Części ćwiczenia ->
**A)** Odpowiedz krótko na pytania do artykułu o półfinale mistrzostw świata w League of Legends, oznaczając odpowiedzi tak samo jak pytania:
(i) Kto dodał artykuł?
(ii) Z jaką drużyną i z jakim wynikiem wygrało T1?
(iii) Z kim drużyna Fakera przegrała finał w 2017 roku?
**B)** Kontynuuj artykuł o półfinale mistrzostw świata w League of Legends, zaczynając po jego ostatnim zdaniu.

Worlds '22: T1 melduje się finale mistrzostw świata!
Colin Young-Wolff/Riot Games

Worlds '22: T1 melduje się finale mistrzostw świata!

  • Dodał: Hubert Dondalski
  • Data publikacji: 30.10.2022, 02:39

Za nami pierwszy półfinał tegorocznej edycji mistrzostw świata w League of Legends. Po niesamowitej serii, pełnej dzikich walk drużynowych bilet do finału zgarnęło T1, które pokonało JD Gaming 3:1. Jest to pierwszy finał dla Fakera od 2017, gdzie jego drużyna przegrała w finale na Samsung Galaxy. Zwycięstwo T1 oznacza również jedno - będzie to pierwszy finał od 2017, w którym nie pojawi się chińska formacja.

Sekcja danych ->
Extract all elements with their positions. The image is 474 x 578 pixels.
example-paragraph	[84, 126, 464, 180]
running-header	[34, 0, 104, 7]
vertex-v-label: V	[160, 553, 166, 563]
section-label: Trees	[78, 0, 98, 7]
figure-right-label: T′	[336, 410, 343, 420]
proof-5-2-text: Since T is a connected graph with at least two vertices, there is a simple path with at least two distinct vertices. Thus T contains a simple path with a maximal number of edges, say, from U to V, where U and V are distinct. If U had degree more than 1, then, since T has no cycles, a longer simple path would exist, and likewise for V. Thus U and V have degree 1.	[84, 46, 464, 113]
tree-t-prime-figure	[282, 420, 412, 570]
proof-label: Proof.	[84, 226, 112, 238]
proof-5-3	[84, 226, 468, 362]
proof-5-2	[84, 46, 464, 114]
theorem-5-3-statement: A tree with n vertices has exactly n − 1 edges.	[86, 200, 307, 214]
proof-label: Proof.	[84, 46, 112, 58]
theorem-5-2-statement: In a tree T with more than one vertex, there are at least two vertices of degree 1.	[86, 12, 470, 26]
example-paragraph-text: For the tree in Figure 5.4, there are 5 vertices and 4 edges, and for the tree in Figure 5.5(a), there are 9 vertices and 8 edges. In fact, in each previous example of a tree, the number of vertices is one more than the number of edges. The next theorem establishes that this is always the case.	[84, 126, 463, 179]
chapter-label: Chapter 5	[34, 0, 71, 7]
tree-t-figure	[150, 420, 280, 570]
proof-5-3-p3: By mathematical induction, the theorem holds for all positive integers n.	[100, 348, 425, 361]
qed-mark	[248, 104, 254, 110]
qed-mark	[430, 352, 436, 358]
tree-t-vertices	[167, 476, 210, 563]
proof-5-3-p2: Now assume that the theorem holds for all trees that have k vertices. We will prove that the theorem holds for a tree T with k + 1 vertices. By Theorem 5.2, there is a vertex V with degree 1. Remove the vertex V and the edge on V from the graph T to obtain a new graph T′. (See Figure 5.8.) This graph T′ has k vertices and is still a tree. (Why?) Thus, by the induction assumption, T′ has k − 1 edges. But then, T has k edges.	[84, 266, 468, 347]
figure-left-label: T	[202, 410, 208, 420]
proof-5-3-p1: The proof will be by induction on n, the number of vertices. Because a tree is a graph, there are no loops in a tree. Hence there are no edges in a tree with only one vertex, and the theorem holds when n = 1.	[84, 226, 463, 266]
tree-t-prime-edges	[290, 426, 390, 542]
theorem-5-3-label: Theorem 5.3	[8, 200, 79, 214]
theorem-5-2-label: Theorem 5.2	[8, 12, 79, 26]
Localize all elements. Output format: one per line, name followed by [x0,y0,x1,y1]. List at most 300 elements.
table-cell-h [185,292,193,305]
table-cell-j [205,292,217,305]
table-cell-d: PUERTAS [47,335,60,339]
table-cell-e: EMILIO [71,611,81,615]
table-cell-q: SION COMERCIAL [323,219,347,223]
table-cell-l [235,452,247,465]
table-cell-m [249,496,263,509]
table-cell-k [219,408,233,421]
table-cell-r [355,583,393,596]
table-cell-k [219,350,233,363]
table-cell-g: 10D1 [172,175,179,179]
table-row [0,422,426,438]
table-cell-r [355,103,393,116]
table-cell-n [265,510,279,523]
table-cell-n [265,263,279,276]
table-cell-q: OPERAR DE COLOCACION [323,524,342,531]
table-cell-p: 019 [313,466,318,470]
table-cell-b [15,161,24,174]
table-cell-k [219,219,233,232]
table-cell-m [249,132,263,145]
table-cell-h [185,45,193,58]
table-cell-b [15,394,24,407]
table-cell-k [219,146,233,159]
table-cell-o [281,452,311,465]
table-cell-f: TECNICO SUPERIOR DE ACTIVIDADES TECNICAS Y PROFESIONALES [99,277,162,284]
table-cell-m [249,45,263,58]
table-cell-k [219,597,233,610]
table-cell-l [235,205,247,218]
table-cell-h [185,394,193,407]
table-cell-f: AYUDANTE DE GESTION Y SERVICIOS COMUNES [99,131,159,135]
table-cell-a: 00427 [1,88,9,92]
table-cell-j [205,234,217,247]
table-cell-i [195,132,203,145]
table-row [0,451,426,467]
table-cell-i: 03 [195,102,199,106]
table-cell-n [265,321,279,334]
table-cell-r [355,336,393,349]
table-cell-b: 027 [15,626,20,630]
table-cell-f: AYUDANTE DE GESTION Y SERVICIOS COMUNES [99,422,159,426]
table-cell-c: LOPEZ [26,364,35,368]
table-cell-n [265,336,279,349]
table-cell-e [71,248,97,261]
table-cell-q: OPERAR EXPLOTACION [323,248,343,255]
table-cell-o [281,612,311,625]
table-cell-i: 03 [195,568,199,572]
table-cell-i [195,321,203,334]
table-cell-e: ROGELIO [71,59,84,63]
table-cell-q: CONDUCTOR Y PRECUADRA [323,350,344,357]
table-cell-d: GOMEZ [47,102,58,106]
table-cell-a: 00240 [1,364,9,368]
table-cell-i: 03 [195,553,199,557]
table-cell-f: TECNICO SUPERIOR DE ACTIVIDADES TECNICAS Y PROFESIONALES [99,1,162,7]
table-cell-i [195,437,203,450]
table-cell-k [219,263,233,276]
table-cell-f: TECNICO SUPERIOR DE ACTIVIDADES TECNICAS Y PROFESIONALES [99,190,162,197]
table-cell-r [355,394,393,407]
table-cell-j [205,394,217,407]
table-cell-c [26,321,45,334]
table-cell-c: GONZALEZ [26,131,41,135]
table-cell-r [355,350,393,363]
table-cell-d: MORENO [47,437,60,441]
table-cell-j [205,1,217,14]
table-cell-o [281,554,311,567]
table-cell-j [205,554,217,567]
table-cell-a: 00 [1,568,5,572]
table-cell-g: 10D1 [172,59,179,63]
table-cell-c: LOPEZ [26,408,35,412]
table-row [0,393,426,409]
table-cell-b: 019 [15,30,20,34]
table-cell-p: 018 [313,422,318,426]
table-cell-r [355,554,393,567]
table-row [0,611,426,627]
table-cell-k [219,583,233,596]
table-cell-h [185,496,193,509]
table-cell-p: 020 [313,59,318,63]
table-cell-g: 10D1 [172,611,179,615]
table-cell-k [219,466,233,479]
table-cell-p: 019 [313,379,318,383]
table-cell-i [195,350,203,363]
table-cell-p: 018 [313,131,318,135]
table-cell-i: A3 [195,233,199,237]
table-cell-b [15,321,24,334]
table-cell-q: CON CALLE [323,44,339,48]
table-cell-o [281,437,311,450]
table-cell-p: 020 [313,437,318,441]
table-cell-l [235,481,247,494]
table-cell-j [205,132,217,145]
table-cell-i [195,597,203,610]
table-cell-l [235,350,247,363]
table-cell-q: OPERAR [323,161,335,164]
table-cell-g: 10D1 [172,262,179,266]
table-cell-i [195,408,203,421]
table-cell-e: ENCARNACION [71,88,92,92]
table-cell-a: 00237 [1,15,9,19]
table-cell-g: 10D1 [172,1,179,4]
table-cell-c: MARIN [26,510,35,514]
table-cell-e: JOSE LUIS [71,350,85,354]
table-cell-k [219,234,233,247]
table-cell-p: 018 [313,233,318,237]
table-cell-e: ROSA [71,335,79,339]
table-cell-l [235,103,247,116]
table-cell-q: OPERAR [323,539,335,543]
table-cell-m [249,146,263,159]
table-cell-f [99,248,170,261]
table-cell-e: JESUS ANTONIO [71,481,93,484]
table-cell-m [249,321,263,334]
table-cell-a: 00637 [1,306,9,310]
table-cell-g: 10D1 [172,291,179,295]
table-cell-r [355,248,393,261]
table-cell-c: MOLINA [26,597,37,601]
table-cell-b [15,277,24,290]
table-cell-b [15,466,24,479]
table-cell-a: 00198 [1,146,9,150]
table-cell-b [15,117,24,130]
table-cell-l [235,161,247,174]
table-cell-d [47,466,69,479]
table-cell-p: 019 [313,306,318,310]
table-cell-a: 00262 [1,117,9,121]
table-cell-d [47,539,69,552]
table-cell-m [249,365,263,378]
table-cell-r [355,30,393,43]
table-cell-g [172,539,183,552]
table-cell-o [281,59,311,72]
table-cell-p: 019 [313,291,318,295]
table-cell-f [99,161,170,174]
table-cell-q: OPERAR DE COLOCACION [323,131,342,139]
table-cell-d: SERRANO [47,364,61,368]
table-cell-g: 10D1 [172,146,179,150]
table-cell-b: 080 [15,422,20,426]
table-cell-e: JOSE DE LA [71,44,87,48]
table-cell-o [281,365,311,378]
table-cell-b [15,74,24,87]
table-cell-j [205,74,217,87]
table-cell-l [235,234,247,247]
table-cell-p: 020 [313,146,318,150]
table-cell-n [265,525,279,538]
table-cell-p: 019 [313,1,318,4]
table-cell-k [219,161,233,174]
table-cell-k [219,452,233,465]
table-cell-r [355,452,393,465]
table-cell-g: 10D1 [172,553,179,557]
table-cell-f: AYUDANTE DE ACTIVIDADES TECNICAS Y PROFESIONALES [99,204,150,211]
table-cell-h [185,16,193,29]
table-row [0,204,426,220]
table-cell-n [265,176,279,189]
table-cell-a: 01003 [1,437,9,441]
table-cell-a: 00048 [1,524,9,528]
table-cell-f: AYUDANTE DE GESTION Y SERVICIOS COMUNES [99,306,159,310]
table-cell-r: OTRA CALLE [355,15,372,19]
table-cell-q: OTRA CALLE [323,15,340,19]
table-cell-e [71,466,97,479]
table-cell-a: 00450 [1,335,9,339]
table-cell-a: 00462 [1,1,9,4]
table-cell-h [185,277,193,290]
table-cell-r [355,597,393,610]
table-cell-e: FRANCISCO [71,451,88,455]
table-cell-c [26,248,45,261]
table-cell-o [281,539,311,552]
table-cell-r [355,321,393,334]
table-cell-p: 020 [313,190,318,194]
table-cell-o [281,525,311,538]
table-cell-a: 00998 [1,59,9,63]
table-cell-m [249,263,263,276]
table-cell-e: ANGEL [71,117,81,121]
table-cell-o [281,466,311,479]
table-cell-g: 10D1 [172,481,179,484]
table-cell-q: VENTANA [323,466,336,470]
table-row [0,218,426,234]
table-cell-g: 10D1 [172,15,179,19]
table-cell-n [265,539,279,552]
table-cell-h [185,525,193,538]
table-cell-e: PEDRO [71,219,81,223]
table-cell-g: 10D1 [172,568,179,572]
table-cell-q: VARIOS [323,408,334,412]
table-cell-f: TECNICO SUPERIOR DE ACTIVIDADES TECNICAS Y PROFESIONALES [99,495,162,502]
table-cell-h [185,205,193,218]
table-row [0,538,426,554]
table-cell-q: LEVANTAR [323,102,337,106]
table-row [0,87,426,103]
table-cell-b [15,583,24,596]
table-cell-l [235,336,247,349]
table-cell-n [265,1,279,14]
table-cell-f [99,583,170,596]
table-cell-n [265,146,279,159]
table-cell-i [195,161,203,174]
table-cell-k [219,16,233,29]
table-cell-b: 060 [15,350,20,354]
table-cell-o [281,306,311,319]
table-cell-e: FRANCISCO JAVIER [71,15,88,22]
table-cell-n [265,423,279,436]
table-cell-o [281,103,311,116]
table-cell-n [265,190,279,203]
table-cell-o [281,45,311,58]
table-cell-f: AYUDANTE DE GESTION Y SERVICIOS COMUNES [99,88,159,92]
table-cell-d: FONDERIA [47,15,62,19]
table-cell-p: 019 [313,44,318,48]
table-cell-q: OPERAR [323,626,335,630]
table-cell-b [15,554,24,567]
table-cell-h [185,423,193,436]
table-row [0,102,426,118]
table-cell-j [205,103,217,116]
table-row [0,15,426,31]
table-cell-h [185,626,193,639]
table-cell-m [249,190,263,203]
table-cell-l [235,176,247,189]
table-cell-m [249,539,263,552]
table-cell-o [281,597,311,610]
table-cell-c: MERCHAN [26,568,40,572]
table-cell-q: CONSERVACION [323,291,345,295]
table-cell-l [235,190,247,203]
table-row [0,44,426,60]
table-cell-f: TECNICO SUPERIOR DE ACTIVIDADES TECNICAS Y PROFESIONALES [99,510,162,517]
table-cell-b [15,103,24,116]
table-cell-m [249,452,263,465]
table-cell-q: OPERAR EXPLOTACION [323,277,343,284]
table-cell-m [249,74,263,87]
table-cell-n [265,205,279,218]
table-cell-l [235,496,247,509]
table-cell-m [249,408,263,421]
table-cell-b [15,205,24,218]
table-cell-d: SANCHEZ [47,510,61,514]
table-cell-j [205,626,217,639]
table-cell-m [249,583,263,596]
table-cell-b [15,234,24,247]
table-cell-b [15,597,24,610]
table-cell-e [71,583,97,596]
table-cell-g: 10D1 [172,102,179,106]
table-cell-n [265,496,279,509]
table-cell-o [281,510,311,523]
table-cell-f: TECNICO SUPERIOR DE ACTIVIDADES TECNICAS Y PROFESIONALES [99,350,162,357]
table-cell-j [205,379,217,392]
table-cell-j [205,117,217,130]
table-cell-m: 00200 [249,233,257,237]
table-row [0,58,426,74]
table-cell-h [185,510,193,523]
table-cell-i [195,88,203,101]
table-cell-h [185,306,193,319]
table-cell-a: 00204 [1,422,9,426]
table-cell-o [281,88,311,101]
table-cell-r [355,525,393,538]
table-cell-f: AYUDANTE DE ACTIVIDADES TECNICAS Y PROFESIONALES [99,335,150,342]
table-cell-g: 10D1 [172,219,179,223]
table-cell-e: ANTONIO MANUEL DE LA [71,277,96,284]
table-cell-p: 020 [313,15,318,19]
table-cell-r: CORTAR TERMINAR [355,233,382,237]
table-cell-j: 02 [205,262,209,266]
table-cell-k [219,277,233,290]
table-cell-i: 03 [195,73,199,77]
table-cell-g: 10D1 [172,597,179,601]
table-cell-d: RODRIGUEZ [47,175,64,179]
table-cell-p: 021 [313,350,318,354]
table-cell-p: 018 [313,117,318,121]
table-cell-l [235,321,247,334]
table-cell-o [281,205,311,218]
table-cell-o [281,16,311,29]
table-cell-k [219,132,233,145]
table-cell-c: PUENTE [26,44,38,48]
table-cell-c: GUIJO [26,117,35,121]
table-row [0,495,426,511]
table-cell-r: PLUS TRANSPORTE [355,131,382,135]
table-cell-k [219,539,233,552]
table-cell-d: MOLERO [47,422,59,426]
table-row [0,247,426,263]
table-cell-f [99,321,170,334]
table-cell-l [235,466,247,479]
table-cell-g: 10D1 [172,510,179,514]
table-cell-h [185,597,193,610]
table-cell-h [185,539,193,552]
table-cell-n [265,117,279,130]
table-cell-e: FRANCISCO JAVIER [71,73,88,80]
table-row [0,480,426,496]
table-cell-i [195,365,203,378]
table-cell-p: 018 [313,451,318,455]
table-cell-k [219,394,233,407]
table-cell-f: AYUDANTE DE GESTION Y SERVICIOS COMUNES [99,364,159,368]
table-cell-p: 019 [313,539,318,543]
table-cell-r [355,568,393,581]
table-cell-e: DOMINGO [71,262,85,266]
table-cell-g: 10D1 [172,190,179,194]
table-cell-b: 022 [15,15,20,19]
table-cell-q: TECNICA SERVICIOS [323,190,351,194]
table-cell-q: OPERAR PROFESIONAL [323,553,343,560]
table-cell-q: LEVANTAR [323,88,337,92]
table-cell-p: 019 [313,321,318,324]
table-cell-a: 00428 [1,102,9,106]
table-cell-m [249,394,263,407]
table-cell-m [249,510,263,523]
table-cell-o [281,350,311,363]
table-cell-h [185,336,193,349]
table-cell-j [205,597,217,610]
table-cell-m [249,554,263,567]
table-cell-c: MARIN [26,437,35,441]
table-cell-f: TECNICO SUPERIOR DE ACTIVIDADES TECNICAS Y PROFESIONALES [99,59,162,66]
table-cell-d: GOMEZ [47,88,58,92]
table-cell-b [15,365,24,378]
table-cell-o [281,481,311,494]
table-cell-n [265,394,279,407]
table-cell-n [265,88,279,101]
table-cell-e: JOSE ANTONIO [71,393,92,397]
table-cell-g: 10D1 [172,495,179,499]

Odpowiedzi do zadań ->
**A)**
(i) Hubert Dondalski
(ii) Z JD Gaming, 3:1
(iii) Z Samsung Galaxy

**B)**
T1 vs JD Gaming - 0:1

T1 JD Gaming
Zeus Camille 2/5/6 3/4/9 Jax 369
Oner Vi 2/5/9 6/3/6 Viego Kanavi
Faker Galio 2/5/6 3/1/12 Taliyah Yagao
Gumayusi Lucian 5/4/7 7/3/7 Aphelios Hope
Keria Nami 3/1/11 1/3/12 Lulu Missing

Pierwszy cios padł ze strony T1, które obrało sobie za cel dolną aleję i to tam padły dwie eliminacje dla drużyny z LCK, ale Missingowi udało się pozbyć Luciana. Chwilę później T1 ruszyło w stronę górnej alei, gdzie zagwarantowało sobie kolejne zabójstwa, lecz w tym czasie duet z dolnej alei JDG zanurkował z sukcesem po Gumayusiego. W 16. minucie byliśmy świadkami kolejnej świetnej walki w tej grze. Obie ekipy zgrupowały się na Rift Heraldzie, którego ukradł Oner, a cała walka zakończyła się wymianą zabójstw. Im dalej w las, tym bardziej ta gra wyglądała na coraz bardziej wyrównaną. Zabójstwo za zabójstwo, obiekt na mapie za obiekt na mapie.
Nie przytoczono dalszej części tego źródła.